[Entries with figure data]
● ● ●

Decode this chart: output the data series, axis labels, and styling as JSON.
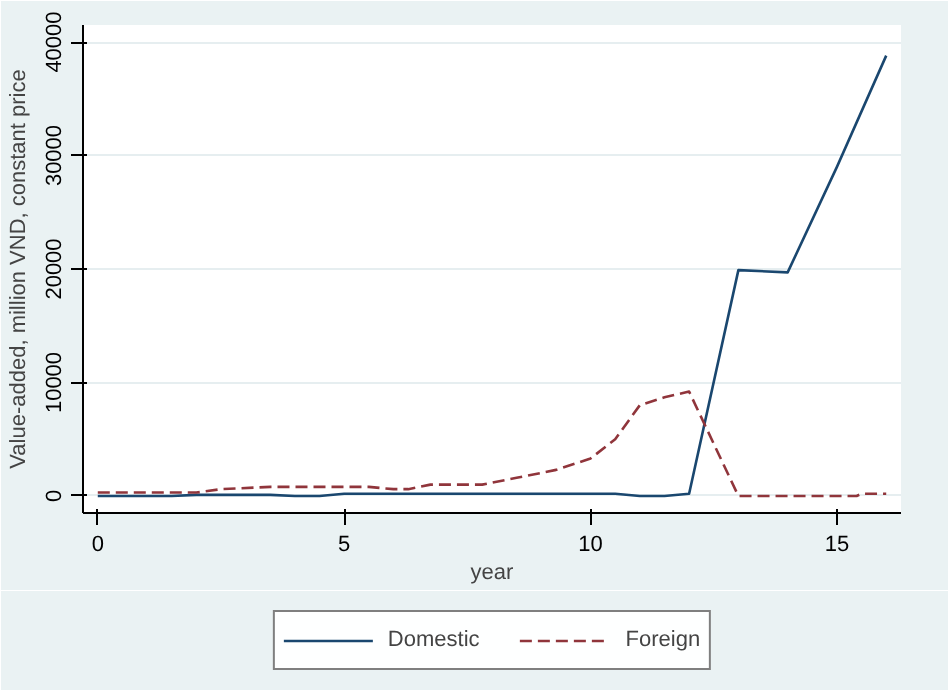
{
  "chart_data": {
    "type": "line",
    "xlabel": "year",
    "ylabel": "Value-added, million VND, constant price",
    "xlim": [
      -0.3,
      16.3
    ],
    "xticks": [
      0,
      5,
      10,
      15
    ],
    "ylim": [
      -1500,
      41500
    ],
    "yticks": [
      0,
      10000,
      20000,
      30000,
      40000
    ],
    "grid": "y",
    "legend": "bottom",
    "series": [
      {
        "name": "Domestic",
        "color": "#1a476f",
        "line_style": "solid",
        "x": [
          0,
          1.5,
          2,
          3.5,
          4,
          4.5,
          5,
          10.5,
          11,
          11.5,
          12,
          13,
          14,
          15,
          16
        ],
        "values": [
          0,
          0,
          100,
          100,
          0,
          0,
          200,
          200,
          0,
          0,
          200,
          19900,
          19700,
          29000,
          38800
        ]
      },
      {
        "name": "Foreign",
        "color": "#90353b",
        "line_style": "dashed",
        "x": [
          0,
          1.5,
          2,
          2.5,
          3.5,
          5.5,
          6,
          6.3,
          6.75,
          7.8,
          8.5,
          9.3,
          10,
          10.5,
          11,
          11.5,
          12,
          13,
          15.4,
          15.5,
          16
        ],
        "values": [
          300,
          300,
          300,
          600,
          800,
          800,
          600,
          600,
          1000,
          1000,
          1600,
          2300,
          3300,
          5000,
          8000,
          8700,
          9200,
          0,
          0,
          200,
          200
        ]
      }
    ]
  }
}
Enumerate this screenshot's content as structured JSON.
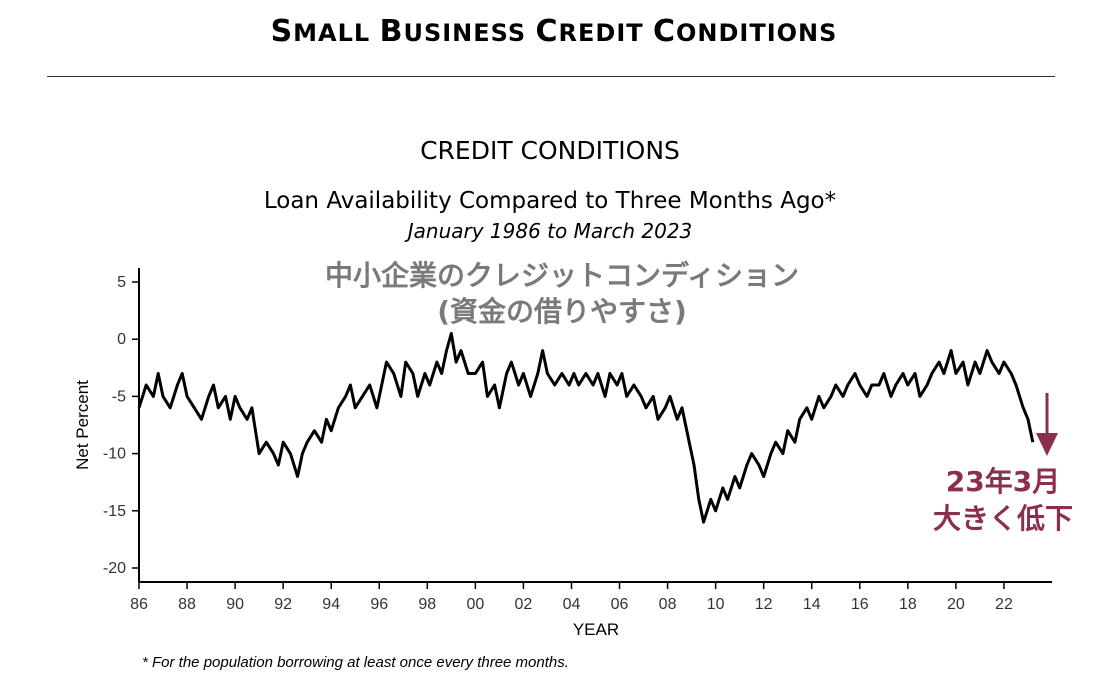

● ● ●

=== WHAT YOU NEED TO DO ===
Pull out all lines in the data above that include "this".

=== SOLUTION TO THE PROBLEM ===
Decode this chart: output the data series, axis labels, and styling as JSON.
Enumerate this screenshot's content as structured JSON.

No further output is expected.